PAGE EXTRACT:
Content starts
Trainee Satisfaction

Psychology interns and family medicine residents were asked to complete a questionnaire designed to assess their view of the overall training program. The average scores obtained on this questionnaire are shown in Table 4 (1 = strongly disagree to 4 = strongly agree). Please note an asterisk reflects an item that was reverse scored.

Table 4 Trainee satisfaction data

In addition to the quantitative outcomes noted above qualitative comments were solicited. There were no negative comments made and below is a sampling of comments made by the family medicine residents and faculty.

Comments

Regarding the psychology interns, I have been extremely impressed with their poise and confidence. They are very well trained and extremely competent at what they do. They offer so much to the practice and the residents often breathe an audible sigh of relief when they see that they are there for the day! They are eager to help, seek out work, and each of them has offered to help me with didactic presentations on their own, without solicitation. I can’t praise them enough. Ghent is certainly lucky to have them there this year!!!!!!!!!!!!!!!!
Content ends
EXTRACTED INFORMATION:
Content starts
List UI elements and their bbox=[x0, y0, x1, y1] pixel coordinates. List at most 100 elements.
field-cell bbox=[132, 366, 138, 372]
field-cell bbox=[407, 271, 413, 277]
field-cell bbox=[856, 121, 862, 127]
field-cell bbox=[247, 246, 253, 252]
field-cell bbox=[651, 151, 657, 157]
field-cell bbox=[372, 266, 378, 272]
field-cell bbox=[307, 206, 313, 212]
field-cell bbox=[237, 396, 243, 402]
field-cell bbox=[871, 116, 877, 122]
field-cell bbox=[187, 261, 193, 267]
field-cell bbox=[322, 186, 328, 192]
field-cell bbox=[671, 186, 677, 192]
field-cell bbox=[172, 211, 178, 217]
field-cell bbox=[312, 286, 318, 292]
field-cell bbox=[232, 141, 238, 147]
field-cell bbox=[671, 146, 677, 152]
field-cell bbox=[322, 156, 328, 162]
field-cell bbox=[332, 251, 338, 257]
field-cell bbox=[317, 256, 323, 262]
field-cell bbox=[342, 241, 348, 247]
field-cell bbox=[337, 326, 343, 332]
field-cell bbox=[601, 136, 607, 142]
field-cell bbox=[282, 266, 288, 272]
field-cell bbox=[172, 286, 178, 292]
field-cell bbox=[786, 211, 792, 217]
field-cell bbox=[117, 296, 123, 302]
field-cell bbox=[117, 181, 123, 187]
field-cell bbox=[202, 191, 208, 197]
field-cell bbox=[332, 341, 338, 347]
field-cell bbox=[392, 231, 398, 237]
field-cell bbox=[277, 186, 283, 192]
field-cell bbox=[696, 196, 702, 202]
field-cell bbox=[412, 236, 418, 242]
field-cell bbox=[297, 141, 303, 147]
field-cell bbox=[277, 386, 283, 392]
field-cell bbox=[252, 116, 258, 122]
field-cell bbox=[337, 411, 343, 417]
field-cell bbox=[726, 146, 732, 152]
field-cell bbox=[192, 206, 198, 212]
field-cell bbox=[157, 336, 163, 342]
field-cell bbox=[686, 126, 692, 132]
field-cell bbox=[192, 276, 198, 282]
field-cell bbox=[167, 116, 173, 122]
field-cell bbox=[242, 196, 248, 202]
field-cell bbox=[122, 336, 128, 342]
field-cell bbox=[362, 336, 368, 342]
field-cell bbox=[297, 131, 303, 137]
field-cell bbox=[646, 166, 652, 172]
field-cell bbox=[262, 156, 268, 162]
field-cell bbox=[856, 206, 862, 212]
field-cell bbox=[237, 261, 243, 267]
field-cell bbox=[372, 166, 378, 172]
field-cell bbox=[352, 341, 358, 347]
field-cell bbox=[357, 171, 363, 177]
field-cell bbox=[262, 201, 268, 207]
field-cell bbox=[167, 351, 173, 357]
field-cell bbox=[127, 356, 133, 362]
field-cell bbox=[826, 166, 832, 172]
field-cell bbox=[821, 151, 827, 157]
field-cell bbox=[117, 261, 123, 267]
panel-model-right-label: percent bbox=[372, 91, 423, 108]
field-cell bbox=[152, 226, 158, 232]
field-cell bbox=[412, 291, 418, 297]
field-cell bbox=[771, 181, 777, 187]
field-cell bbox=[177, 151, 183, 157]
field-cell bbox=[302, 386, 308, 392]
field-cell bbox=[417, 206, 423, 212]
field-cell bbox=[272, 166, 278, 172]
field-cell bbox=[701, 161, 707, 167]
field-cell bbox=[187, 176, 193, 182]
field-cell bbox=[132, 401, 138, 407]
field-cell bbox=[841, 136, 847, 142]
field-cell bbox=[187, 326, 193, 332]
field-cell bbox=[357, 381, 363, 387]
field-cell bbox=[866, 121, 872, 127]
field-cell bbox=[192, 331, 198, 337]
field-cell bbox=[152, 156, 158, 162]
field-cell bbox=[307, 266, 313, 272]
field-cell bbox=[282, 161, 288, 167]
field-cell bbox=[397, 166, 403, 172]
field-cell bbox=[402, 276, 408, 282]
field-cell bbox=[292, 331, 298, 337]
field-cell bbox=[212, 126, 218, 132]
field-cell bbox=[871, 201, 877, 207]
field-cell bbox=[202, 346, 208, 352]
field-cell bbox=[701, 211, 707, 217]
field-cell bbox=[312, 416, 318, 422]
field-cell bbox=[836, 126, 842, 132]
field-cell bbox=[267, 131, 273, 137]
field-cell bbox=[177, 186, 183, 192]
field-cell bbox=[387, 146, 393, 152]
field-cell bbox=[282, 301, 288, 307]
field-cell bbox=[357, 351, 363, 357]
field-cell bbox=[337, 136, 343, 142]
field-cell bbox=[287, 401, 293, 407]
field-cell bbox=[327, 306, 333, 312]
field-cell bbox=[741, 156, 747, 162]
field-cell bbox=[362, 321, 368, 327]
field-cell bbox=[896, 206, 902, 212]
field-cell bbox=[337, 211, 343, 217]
Content ends
TO DO: Resume the trainee satisfaction text above, writing on from its last sentence.

OUTPUT FOR THIS EXERCISE:
Family Medicine Attending, GFP

When I rounded at SNGH, I felt like I’d come home again, having the psychology person there as part of the team was very appropriate. The interns were helpful in their comments, in tune with the team and bringing up helpful ideas. Interns also volunteered to come back to speak with patients who clearly needed further exploration of concerns.

Chair, Family Medicine

I’d like to see as much of this model implemented as possible!

Family Medicine Resident

I have been very happy and satisfied with the interns being on the hospital rounds with us. Every patient we saw had psychological issues, and the interns alert us to those issues and volunteer to go back to see the patient after rounds. I have heard their discussions with the patients, which touched on the most pressing issues at hand, and did not make patients uncomfortable. I think they are understanding that many psychological issues are better dealt with in the outpatient clinic after discharge. Thank you for starting this wonderful program. The residents seem to like it a lot too.

Family Medicine Attending, SNGH

Interns have been an asset to have around. I think it has raised awareness regarding psychosocial influences in health and has been of assistance in direct patient interaction as well. They are personable and dependable contributors. Interaction with residents demonstrates good acceptance and utilization. In short—it’s a real benefit to education and patient care. Thanks for the contribution.

Family Medicine Attending, Geriatrics

Patient Satisfaction

Periodically and at random intervals, patients were asked by psychology interns or family medicine residents to complete a questionnaire designed to assess their view of the care they received. These data are still in process of being analyzed and will be available at the end of the extended grant period.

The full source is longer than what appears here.